JOB:
Every line with the word "Zatáhněte" in it should be extracted from the data that follows.
===
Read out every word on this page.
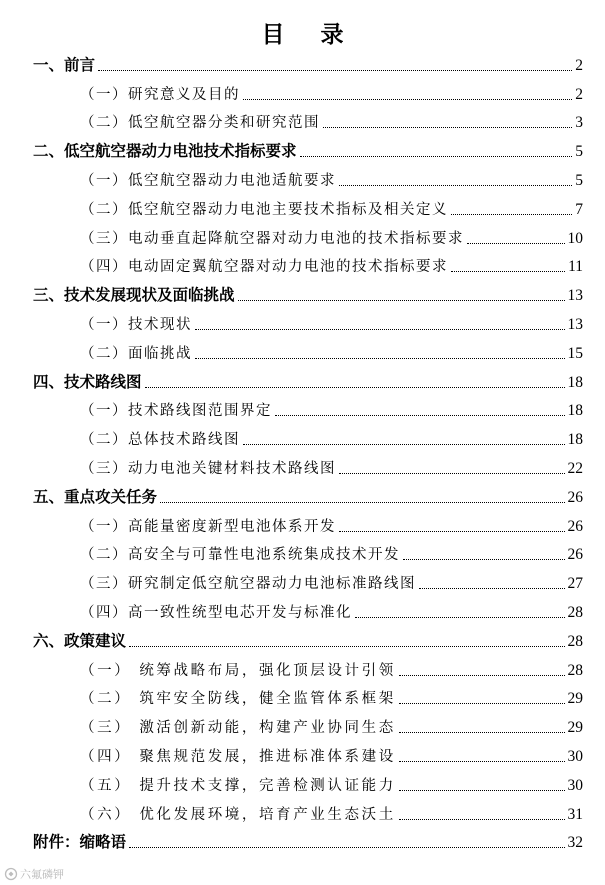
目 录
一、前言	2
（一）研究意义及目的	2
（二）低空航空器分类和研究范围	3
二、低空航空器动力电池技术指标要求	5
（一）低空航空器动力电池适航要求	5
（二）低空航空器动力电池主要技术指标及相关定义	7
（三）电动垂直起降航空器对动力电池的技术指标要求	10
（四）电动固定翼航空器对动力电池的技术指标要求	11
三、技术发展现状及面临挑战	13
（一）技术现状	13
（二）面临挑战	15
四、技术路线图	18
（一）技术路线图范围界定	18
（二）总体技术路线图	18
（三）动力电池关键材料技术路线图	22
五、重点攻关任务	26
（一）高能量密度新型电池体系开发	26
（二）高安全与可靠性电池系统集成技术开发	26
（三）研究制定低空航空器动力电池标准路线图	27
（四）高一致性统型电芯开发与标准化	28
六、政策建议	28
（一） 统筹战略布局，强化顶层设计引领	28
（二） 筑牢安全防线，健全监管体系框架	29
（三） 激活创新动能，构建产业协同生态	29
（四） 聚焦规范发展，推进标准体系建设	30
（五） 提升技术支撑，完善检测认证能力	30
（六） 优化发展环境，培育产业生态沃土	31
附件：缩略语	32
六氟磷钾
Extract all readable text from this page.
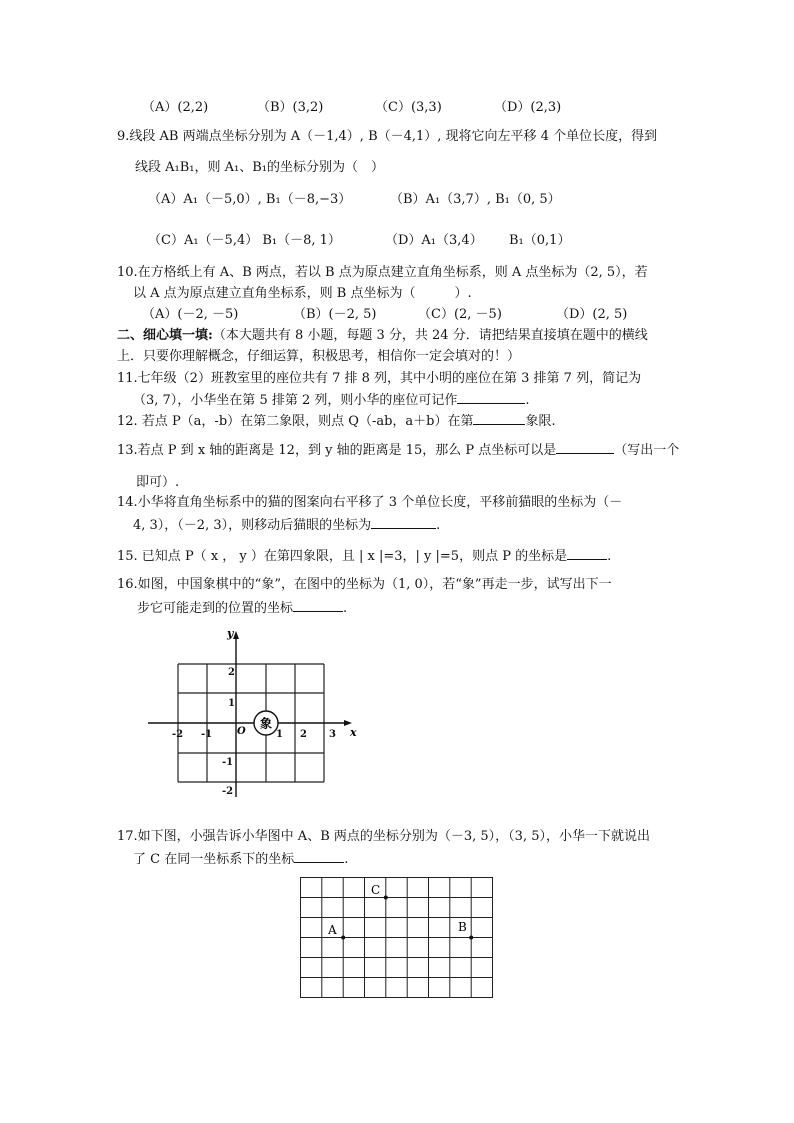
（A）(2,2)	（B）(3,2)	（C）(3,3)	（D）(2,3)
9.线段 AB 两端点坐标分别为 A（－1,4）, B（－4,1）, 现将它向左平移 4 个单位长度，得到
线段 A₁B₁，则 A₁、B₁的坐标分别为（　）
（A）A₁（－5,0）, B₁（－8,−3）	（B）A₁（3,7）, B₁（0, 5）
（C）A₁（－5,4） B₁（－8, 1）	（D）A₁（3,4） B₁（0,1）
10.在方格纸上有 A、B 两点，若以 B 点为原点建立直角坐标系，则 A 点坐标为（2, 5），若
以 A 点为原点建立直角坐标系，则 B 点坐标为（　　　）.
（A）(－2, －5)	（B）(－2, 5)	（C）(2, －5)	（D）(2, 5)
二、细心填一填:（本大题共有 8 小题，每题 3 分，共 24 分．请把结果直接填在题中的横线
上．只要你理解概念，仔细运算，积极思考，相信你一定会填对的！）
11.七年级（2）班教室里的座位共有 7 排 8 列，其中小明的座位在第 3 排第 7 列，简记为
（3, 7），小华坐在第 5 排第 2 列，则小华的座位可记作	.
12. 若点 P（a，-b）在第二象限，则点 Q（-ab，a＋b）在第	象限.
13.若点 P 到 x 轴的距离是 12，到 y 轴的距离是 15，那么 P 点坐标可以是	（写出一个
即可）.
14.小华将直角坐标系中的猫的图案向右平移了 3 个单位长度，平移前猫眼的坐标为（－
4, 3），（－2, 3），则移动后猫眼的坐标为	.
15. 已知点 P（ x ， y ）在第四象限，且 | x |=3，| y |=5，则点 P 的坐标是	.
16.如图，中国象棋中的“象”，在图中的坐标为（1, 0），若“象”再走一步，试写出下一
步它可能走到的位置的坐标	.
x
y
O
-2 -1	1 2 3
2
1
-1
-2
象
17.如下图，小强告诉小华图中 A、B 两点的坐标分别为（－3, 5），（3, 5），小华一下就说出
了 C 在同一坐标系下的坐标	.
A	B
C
===
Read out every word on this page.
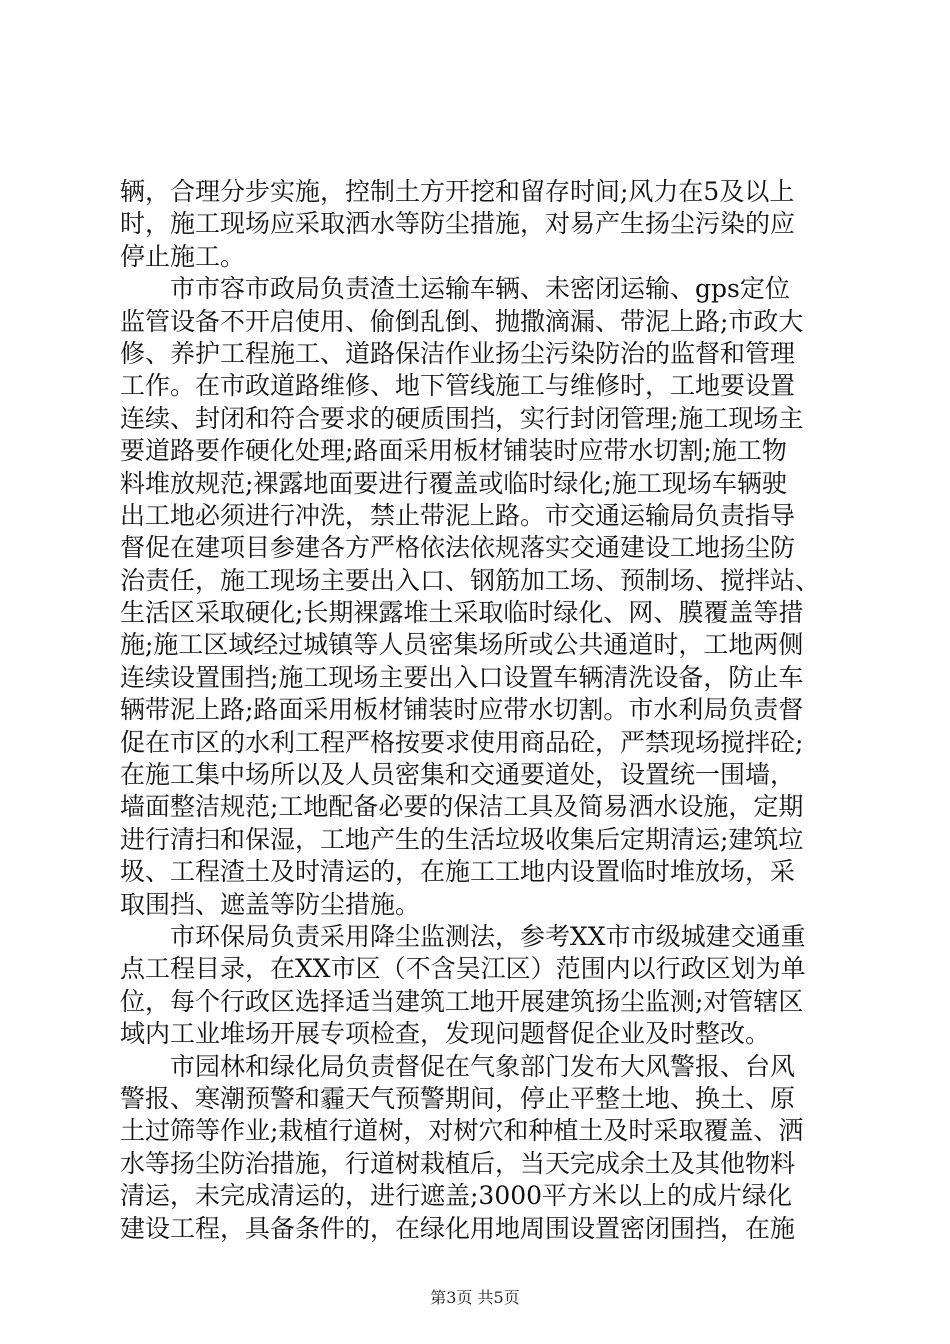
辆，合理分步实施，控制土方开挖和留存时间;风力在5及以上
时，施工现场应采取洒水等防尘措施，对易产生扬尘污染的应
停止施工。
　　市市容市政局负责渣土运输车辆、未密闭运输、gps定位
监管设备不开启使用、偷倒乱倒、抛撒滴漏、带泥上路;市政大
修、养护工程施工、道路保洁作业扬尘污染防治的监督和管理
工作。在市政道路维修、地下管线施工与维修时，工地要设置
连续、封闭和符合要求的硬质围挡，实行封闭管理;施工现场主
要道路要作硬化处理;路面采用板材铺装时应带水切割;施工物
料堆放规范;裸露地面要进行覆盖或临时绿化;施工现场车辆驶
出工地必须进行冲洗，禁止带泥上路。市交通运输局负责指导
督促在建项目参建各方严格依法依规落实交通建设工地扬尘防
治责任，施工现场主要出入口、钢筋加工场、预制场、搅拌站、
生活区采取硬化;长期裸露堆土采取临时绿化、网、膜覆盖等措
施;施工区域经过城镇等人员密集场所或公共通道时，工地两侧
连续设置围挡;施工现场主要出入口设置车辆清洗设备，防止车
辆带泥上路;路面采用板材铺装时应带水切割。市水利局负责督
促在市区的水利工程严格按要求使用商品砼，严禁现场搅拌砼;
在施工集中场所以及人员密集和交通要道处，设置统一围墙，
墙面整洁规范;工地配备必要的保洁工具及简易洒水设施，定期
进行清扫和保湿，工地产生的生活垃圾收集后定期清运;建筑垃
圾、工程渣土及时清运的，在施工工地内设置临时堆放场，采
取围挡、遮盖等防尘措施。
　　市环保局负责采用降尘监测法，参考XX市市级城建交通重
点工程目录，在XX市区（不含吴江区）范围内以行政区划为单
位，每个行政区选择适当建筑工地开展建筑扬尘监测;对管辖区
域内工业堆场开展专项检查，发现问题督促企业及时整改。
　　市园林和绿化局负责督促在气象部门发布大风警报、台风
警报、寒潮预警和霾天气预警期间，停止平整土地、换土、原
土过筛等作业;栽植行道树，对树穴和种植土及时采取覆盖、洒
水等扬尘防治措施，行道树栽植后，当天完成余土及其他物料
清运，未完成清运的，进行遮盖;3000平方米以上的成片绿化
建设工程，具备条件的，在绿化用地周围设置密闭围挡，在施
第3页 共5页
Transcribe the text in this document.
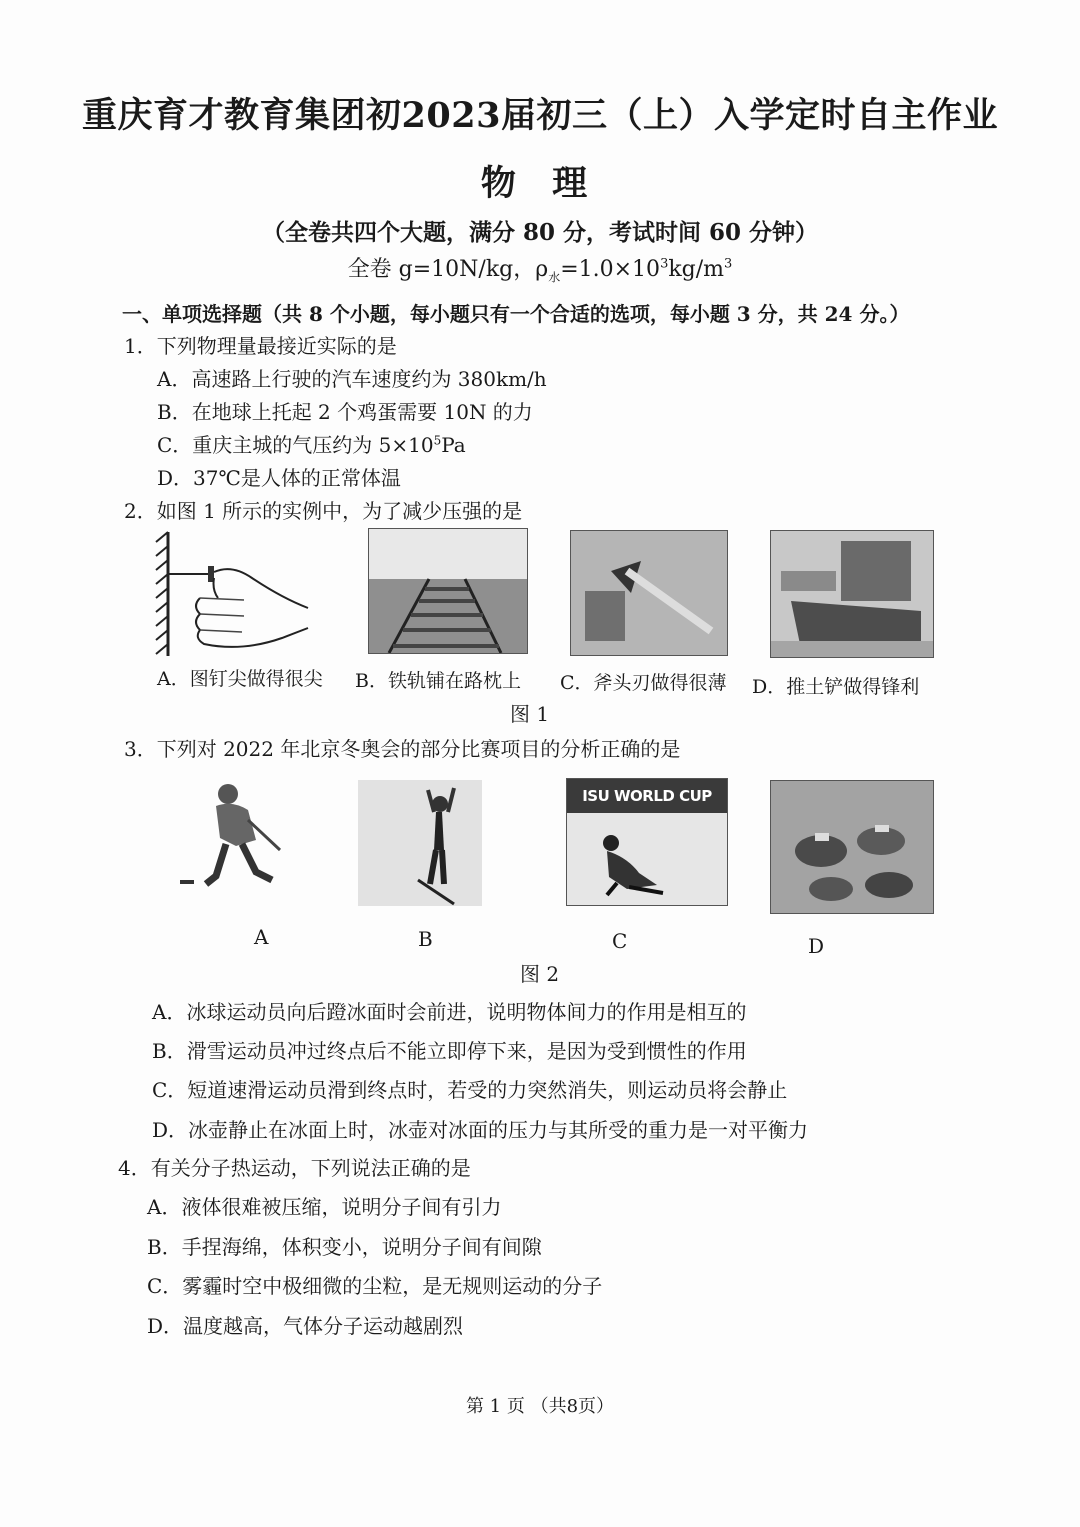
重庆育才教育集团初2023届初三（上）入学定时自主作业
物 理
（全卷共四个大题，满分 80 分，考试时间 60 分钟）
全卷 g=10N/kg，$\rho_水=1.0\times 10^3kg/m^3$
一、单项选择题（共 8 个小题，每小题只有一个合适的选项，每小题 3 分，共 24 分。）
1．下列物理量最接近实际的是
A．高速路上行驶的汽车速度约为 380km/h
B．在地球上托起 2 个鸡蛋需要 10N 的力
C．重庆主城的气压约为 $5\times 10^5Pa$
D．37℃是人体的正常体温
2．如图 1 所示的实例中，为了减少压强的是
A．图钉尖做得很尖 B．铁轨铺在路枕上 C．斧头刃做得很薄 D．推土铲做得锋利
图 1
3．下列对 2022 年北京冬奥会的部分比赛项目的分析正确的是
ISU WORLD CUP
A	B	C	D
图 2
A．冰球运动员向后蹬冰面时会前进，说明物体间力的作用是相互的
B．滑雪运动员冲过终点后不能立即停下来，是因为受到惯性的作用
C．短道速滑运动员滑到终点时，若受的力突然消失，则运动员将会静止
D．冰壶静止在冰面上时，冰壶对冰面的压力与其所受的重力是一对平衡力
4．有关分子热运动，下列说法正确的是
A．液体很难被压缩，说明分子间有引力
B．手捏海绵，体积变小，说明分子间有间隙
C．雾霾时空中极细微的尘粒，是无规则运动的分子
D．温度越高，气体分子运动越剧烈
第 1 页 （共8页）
===
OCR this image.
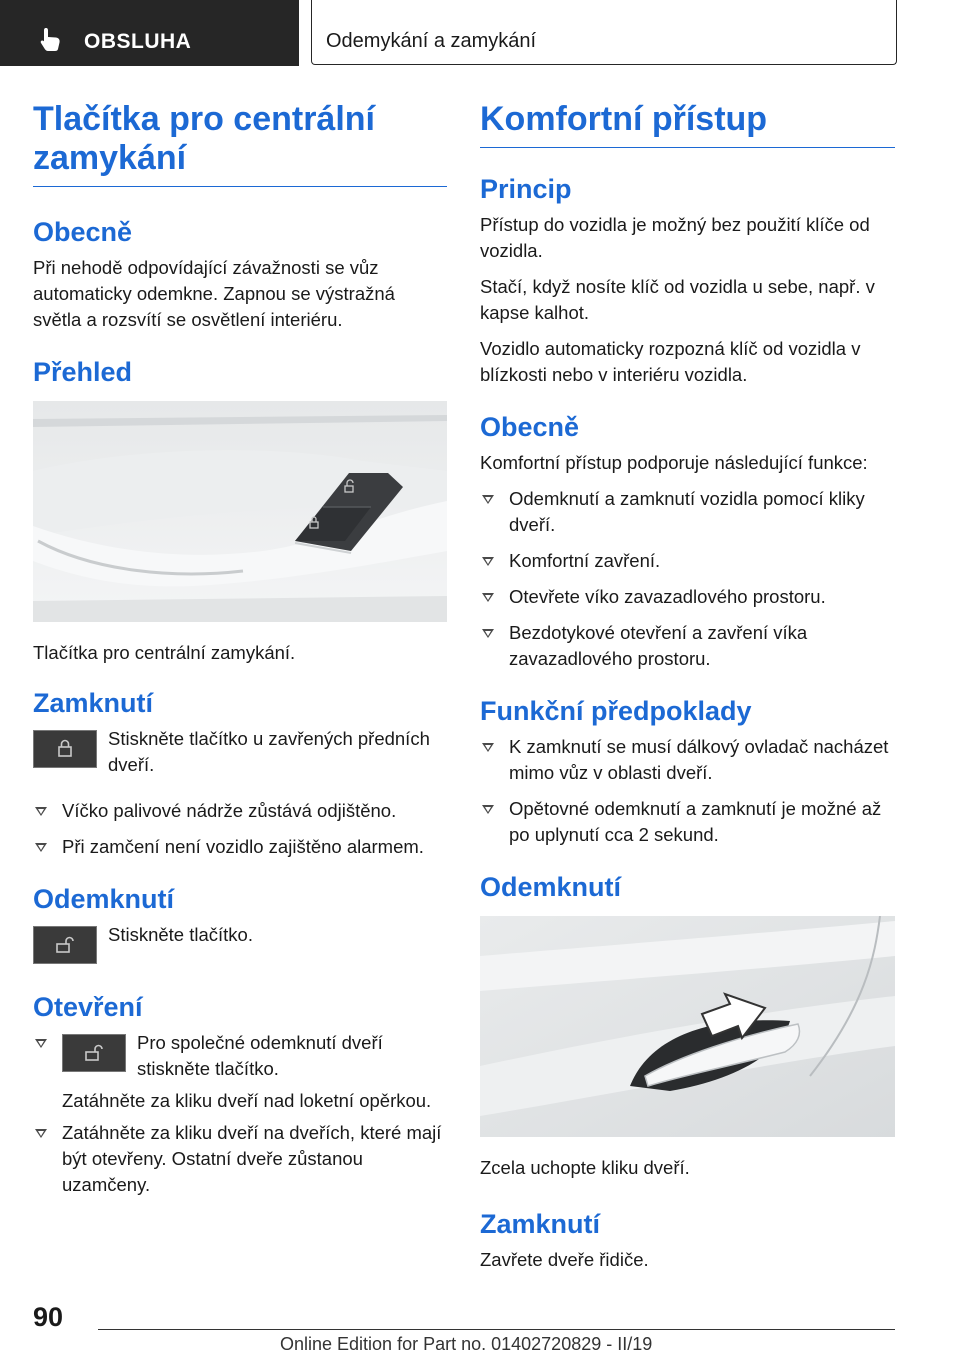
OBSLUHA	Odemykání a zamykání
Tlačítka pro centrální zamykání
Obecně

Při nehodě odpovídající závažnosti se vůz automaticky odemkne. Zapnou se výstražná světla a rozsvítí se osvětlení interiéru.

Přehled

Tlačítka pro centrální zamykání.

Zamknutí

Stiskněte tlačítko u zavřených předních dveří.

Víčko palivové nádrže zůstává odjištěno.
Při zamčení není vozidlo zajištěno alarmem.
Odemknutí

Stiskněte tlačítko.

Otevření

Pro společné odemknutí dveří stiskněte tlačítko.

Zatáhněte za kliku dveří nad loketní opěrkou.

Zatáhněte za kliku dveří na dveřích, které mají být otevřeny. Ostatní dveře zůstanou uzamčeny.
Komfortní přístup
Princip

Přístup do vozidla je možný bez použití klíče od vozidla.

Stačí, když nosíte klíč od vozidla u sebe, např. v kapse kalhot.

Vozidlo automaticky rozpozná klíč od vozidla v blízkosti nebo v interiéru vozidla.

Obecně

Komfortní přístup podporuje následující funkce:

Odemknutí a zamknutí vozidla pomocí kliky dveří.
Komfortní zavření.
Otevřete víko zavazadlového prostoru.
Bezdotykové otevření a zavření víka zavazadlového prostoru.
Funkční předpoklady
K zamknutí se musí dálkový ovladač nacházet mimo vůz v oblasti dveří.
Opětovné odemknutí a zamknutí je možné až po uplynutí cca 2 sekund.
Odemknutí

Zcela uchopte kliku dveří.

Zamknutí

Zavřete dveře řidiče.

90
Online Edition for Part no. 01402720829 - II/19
===
SOLUTION FOR THIS PROBLEM:
Zatáhněte za kliku dveří nad loketní opěrkou.
Zatáhněte za kliku dveří na dveřích, které mají být otevřeny. Ostatní dveře zůstanou uzamčeny.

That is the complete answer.